*Problem to solve*. Locate every line in the records below that holds the word "JSON" and return each one.

*Extracted records*.
— BEGIN —

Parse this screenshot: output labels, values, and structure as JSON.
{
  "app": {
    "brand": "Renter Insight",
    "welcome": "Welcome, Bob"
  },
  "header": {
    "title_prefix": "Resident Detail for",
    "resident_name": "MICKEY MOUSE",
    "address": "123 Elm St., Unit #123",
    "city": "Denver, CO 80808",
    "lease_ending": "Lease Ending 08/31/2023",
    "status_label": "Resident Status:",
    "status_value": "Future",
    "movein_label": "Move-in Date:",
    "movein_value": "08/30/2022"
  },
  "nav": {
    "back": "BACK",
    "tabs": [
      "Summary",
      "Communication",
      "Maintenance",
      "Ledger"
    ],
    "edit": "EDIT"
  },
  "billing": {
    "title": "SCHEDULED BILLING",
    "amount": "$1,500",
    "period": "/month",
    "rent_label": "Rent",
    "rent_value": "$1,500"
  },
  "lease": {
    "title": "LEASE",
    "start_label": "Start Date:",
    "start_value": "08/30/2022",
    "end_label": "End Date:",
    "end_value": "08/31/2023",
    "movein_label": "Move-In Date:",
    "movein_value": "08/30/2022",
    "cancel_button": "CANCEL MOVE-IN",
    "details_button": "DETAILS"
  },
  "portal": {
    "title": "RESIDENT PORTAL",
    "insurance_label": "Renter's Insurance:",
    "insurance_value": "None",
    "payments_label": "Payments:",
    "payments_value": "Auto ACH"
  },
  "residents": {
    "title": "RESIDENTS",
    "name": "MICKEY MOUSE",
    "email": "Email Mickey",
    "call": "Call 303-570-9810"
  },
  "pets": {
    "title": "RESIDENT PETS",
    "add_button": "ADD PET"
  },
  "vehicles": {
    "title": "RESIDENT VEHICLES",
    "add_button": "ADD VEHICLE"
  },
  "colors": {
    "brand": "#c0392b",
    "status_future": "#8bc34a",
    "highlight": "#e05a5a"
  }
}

— END —
— BEGIN —

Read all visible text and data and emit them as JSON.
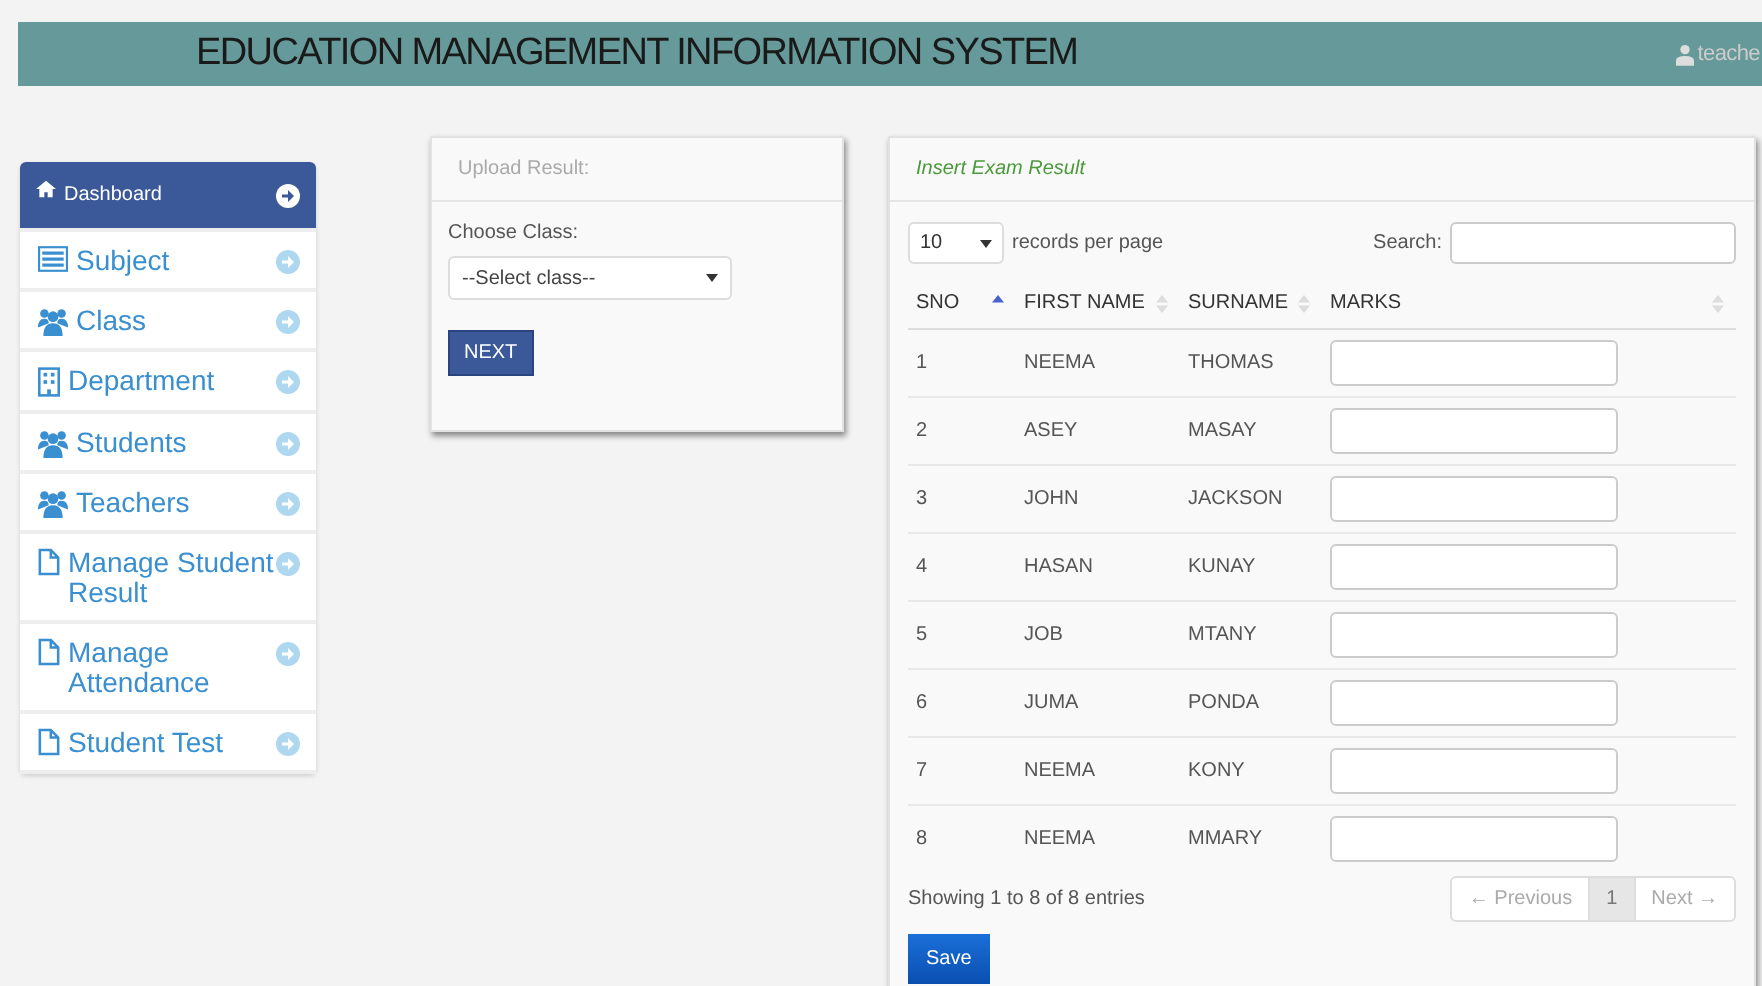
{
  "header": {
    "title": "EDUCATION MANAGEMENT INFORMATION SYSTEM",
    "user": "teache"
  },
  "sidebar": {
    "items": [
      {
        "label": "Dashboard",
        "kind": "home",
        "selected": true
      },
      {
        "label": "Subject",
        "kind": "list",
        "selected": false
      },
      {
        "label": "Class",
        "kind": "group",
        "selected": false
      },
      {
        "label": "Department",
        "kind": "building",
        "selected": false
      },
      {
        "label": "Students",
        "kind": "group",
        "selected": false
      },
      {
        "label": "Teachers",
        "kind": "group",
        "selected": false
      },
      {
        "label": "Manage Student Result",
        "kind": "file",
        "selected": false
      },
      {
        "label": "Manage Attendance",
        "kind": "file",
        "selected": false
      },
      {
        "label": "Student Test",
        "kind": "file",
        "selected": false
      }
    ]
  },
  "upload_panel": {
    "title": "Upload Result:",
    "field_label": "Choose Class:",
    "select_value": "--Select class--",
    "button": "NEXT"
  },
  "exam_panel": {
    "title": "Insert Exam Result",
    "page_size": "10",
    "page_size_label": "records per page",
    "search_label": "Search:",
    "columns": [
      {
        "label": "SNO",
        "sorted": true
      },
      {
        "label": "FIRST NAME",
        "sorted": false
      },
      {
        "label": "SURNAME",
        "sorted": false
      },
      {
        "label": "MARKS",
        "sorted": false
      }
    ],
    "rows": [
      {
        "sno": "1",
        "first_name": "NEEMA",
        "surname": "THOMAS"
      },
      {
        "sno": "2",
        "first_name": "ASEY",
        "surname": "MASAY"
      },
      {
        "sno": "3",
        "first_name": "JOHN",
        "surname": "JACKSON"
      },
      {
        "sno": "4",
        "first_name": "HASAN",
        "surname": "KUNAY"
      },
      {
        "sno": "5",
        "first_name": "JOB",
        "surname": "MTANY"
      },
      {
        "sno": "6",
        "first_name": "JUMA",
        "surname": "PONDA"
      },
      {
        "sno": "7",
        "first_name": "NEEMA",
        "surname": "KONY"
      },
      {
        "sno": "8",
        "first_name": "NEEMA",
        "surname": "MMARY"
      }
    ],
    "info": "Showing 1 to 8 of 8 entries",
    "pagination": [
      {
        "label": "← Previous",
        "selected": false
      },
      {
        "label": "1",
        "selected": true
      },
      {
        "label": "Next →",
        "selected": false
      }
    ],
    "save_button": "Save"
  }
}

— END —

*Output of the exercise*.
Parse this screenshot: output labels, values, and structure as JSON.
Read all visible text and data and emit them as JSON.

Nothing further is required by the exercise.